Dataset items
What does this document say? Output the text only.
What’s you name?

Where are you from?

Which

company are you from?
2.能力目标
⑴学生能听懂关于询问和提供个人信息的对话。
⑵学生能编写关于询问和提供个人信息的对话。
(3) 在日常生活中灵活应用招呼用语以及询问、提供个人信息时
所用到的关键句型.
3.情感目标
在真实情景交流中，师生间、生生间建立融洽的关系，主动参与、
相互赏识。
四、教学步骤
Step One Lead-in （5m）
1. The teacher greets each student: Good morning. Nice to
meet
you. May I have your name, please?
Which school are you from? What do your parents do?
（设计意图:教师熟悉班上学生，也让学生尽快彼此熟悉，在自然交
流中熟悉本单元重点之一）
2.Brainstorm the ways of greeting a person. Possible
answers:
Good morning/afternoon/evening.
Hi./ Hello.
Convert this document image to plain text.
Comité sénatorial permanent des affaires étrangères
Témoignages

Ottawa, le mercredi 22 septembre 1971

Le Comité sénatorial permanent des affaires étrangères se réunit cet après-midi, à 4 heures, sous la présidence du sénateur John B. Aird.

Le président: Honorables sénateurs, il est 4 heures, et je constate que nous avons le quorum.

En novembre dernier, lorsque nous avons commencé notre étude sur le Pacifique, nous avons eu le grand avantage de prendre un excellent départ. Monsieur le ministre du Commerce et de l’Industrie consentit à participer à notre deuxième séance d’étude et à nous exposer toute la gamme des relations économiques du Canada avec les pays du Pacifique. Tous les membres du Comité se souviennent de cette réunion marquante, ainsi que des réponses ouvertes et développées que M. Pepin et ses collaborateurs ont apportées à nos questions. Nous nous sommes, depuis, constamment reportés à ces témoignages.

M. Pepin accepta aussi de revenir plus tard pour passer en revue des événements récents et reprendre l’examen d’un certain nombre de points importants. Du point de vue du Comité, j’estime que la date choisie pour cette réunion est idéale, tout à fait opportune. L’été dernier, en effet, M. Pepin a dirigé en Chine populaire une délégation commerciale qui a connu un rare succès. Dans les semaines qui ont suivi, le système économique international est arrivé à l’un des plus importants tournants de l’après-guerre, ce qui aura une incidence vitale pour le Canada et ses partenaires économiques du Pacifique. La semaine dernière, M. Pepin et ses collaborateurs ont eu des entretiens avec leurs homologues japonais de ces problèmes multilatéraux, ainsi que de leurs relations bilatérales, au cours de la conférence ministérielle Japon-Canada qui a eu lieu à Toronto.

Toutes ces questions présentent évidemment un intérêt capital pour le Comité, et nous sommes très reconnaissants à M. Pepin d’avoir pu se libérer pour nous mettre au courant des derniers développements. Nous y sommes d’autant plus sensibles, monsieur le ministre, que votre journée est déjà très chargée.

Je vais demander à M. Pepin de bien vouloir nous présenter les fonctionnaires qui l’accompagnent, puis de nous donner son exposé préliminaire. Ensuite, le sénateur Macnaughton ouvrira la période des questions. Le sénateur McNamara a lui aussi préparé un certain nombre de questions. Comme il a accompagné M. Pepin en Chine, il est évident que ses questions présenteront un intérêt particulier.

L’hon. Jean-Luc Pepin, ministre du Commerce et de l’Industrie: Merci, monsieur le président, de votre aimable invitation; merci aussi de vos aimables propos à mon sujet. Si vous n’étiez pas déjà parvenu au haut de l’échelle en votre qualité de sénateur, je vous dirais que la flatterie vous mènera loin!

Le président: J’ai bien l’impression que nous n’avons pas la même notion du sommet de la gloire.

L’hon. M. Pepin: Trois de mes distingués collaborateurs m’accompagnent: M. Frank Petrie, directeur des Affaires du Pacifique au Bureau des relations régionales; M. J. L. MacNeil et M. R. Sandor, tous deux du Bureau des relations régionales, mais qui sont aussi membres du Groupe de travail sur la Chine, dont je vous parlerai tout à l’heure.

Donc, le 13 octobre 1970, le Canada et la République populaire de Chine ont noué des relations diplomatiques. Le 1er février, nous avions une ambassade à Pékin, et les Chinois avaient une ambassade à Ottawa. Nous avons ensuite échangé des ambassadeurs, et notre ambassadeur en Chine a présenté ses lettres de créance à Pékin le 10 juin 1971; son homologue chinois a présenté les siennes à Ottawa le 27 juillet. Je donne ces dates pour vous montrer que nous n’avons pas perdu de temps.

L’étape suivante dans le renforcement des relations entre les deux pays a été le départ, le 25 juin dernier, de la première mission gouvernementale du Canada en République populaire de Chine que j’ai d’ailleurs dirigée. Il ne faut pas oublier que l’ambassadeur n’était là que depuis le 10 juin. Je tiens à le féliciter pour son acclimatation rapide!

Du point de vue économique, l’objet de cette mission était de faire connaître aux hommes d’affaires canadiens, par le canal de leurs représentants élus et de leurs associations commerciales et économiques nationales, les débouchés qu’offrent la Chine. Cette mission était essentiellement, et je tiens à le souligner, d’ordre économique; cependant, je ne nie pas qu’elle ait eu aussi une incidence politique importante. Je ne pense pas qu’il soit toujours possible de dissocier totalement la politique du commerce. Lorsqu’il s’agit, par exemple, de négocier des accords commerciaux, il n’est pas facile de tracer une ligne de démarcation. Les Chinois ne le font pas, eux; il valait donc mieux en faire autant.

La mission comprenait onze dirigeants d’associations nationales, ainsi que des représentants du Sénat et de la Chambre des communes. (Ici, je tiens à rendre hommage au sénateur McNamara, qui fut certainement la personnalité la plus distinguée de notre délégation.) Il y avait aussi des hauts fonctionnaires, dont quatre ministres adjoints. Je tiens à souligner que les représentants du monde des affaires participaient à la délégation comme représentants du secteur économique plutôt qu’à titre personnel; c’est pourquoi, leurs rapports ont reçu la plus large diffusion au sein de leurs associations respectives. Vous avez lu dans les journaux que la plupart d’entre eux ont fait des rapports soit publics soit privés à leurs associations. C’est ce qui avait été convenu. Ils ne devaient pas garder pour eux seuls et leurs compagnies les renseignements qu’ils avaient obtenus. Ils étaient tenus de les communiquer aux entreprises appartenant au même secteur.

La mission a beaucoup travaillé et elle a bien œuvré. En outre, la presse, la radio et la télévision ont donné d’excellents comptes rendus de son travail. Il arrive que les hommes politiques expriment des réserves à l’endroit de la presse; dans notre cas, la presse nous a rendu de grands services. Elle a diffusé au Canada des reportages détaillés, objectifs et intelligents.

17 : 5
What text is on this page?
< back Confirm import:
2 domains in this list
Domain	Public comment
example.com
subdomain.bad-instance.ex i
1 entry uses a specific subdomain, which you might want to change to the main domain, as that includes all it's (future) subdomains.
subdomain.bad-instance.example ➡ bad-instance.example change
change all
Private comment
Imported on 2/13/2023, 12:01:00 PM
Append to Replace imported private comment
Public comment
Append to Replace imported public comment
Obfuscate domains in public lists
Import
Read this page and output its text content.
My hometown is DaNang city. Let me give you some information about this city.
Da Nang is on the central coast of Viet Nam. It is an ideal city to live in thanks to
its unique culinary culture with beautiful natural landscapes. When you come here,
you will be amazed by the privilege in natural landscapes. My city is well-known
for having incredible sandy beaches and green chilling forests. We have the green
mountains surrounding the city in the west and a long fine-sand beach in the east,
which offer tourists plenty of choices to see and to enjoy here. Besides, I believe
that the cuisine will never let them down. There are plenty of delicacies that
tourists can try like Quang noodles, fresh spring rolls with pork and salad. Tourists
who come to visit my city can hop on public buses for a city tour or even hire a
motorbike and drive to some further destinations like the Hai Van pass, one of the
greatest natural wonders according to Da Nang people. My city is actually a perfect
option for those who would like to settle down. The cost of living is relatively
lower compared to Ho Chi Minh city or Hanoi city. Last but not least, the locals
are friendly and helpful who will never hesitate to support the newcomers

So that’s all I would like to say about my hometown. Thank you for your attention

• What this task involves
Your answer should be a single number: the count of lines that contain "name".

• Completed task
2